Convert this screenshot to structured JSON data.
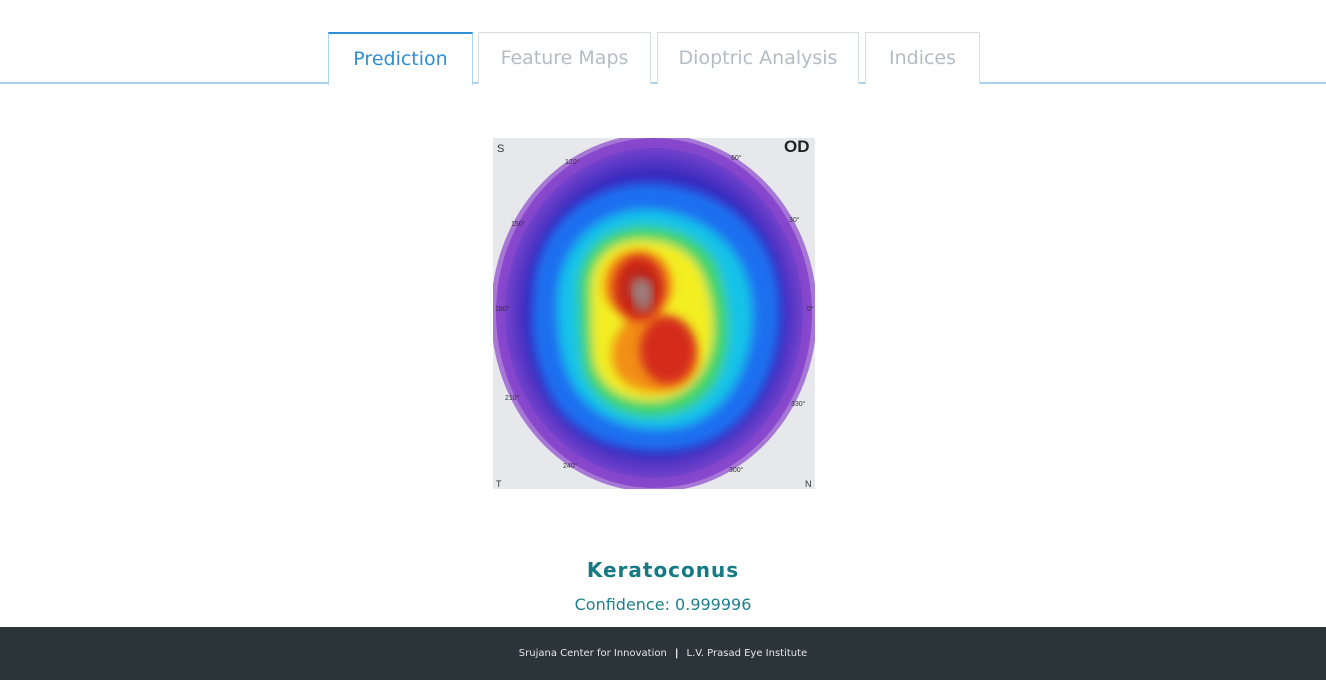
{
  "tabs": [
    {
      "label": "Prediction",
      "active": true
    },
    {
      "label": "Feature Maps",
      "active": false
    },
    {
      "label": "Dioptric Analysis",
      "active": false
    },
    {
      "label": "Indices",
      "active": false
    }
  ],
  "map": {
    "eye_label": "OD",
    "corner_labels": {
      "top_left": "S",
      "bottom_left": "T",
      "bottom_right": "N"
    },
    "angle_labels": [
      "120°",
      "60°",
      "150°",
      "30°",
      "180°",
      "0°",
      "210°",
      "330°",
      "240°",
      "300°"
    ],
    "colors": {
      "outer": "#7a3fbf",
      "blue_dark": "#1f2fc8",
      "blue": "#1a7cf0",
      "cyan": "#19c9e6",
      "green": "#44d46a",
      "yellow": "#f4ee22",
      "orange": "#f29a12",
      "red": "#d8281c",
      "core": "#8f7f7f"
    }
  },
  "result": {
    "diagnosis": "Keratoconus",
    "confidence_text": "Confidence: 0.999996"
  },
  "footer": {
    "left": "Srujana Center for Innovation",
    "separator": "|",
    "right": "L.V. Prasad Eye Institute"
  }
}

________

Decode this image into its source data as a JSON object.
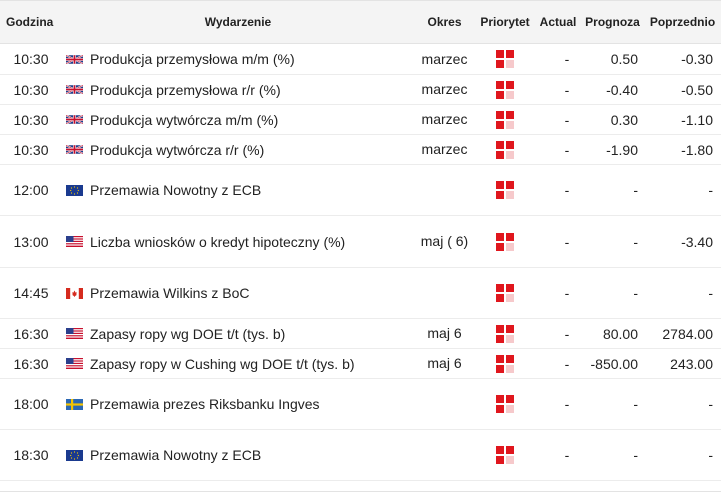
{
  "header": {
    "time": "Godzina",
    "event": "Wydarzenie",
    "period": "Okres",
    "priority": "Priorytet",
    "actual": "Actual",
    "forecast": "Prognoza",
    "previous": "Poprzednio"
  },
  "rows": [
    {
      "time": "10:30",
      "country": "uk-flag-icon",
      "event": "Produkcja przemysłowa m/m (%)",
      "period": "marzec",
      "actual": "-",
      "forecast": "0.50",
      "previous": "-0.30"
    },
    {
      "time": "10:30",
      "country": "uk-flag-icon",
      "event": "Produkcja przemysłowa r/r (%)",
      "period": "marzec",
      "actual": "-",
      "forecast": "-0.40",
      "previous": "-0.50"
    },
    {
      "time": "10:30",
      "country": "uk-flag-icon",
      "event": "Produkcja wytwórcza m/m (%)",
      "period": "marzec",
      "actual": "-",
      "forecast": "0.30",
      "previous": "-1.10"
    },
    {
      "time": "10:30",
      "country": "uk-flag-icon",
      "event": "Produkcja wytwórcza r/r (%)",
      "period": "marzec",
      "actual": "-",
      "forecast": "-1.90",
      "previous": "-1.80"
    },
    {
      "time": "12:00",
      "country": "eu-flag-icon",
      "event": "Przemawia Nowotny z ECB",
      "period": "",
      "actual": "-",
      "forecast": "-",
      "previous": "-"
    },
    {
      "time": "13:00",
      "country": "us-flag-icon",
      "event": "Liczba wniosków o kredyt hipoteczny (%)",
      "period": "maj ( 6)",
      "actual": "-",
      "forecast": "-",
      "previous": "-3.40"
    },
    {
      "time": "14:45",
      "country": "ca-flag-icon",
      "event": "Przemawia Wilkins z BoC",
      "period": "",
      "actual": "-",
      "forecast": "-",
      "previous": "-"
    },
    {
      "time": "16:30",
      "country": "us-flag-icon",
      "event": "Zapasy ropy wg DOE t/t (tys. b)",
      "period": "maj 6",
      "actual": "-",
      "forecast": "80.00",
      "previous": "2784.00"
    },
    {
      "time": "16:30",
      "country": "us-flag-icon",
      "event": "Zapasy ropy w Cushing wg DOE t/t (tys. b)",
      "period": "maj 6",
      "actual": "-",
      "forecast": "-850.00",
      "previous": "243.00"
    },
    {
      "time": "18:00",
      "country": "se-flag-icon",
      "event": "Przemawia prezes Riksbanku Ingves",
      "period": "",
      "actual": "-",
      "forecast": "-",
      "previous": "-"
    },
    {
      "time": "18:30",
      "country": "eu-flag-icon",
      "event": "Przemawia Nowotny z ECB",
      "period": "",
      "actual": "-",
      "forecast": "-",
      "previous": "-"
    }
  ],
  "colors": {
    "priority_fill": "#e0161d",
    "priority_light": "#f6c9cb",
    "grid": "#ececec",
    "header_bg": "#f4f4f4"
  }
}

________

◆ WHAT THE TASK ASKS ◆
Copy each line in the data that holds the word "ropy".

◆ RESULT BELOW ◆
      "event": "Zapasy ropy wg DOE t/t (tys. b)",
      "event": "Zapasy ropy w Cushing wg DOE t/t (tys. b)",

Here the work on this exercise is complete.